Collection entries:
===============
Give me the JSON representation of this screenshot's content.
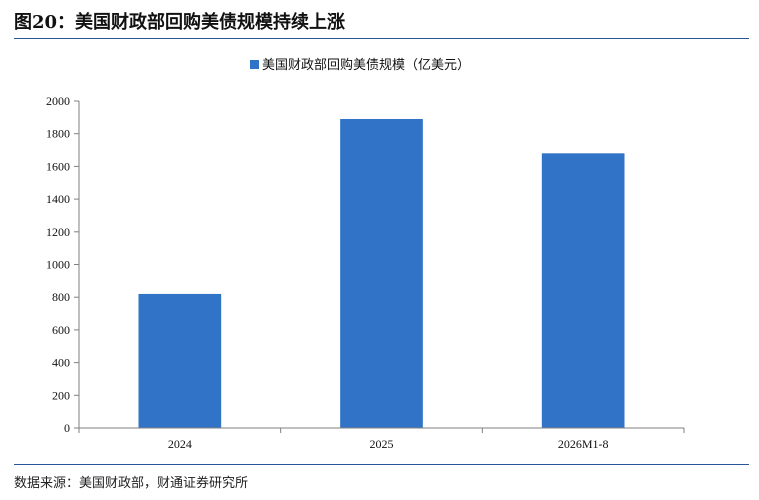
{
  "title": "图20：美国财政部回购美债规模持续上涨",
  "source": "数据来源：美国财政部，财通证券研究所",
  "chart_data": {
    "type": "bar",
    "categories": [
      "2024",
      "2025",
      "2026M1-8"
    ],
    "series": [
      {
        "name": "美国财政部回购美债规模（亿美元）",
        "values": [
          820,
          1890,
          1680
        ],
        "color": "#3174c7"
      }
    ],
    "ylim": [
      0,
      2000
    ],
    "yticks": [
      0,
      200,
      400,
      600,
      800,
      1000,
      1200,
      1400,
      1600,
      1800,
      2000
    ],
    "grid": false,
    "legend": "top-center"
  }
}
===============
**Exercise**: Without the pictures, restate all the entries above exactly.

**Response for this exercise**:
Give me the JSON representation of this screenshot's content.
{
  "title": "图20：美国财政部回购美债规模持续上涨",
  "source": "数据来源：美国财政部，财通证券研究所",
  "chart_data": {
    "type": "bar",
    "categories": [
      "2024",
      "2025",
      "2026M1-8"
    ],
    "series": [
      {
        "name": "美国财政部回购美债规模（亿美元）",
        "values": [
          820,
          1890,
          1680
        ],
        "color": "#3174c7"
      }
    ],
    "ylim": [
      0,
      2000
    ],
    "yticks": [
      0,
      200,
      400,
      600,
      800,
      1000,
      1200,
      1400,
      1600,
      1800,
      2000
    ],
    "grid": false,
    "legend": "top-center"
  }
}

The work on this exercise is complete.